Required work:
Please swap "bbox" for "bounding box" throughout the records below, leaving every other part of the lines unchanged, and omit the pictures from your answer.

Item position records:
◆ ◆ ◆ ◆ ◆

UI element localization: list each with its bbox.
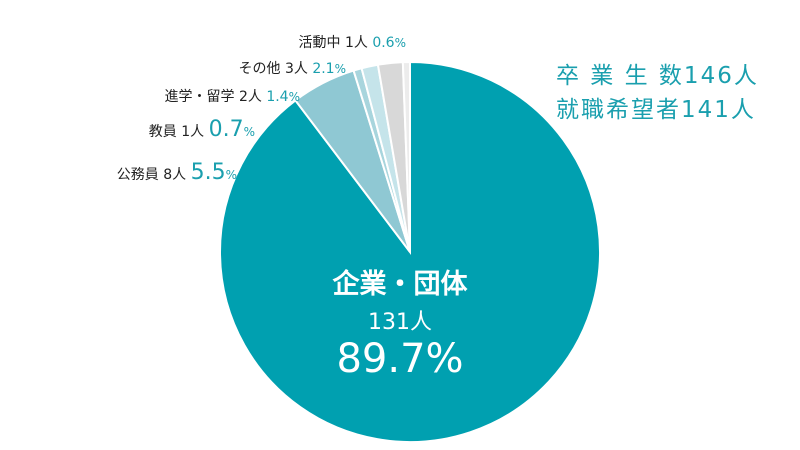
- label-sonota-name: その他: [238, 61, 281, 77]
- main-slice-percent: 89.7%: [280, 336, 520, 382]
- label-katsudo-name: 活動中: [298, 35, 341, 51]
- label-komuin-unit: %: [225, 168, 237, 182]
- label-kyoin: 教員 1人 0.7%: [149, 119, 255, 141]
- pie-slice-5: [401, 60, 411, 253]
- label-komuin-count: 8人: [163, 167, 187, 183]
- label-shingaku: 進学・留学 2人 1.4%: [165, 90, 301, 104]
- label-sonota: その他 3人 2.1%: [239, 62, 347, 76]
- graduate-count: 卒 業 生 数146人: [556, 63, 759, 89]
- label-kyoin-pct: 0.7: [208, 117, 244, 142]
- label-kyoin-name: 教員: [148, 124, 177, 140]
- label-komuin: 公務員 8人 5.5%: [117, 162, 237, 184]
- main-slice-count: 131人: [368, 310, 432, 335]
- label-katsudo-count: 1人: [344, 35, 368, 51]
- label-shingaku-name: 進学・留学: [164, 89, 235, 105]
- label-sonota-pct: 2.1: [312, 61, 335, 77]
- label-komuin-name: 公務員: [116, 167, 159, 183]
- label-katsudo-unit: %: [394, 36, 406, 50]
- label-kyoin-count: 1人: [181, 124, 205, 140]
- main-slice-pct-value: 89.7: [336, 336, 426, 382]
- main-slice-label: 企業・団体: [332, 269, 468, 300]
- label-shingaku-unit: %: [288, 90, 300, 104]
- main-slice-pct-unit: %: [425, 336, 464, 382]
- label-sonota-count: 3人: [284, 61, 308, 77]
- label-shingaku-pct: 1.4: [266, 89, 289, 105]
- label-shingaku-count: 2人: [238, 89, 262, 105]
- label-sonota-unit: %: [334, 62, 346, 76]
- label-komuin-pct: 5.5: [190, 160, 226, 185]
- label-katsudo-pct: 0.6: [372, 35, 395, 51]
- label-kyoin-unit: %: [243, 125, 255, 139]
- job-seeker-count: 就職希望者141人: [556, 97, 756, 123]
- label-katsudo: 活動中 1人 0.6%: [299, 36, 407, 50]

◆ ◆ ◆ ◆ ◆

Full answer:
UI element localization: list each with its bounding box.
- label-sonota-name: その他: [238, 61, 281, 77]
- main-slice-percent: 89.7%: [280, 336, 520, 382]
- label-katsudo-name: 活動中: [298, 35, 341, 51]
- label-komuin-unit: %: [225, 168, 237, 182]
- label-kyoin: 教員 1人 0.7%: [149, 119, 255, 141]
- pie-slice-5: [401, 60, 411, 253]
- label-komuin-count: 8人: [163, 167, 187, 183]
- label-shingaku: 進学・留学 2人 1.4%: [165, 90, 301, 104]
- label-sonota: その他 3人 2.1%: [239, 62, 347, 76]
- graduate-count: 卒 業 生 数146人: [556, 63, 759, 89]
- label-kyoin-pct: 0.7: [208, 117, 244, 142]
- label-kyoin-name: 教員: [148, 124, 177, 140]
- label-komuin: 公務員 8人 5.5%: [117, 162, 237, 184]
- main-slice-count: 131人: [368, 310, 432, 335]
- label-katsudo-count: 1人: [344, 35, 368, 51]
- label-shingaku-name: 進学・留学: [164, 89, 235, 105]
- label-sonota-pct: 2.1: [312, 61, 335, 77]
- label-komuin-name: 公務員: [116, 167, 159, 183]
- label-katsudo-unit: %: [394, 36, 406, 50]
- label-kyoin-count: 1人: [181, 124, 205, 140]
- main-slice-pct-value: 89.7: [336, 336, 426, 382]
- main-slice-label: 企業・団体: [332, 269, 468, 300]
- label-shingaku-unit: %: [288, 90, 300, 104]
- main-slice-pct-unit: %: [425, 336, 464, 382]
- label-sonota-count: 3人: [284, 61, 308, 77]
- label-shingaku-pct: 1.4: [266, 89, 289, 105]
- label-shingaku-count: 2人: [238, 89, 262, 105]
- label-sonota-unit: %: [334, 62, 346, 76]
- label-komuin-pct: 5.5: [190, 160, 226, 185]
- label-katsudo-pct: 0.6: [372, 35, 395, 51]
- label-kyoin-unit: %: [243, 125, 255, 139]
- job-seeker-count: 就職希望者141人: [556, 97, 756, 123]
- label-katsudo: 活動中 1人 0.6%: [299, 36, 407, 50]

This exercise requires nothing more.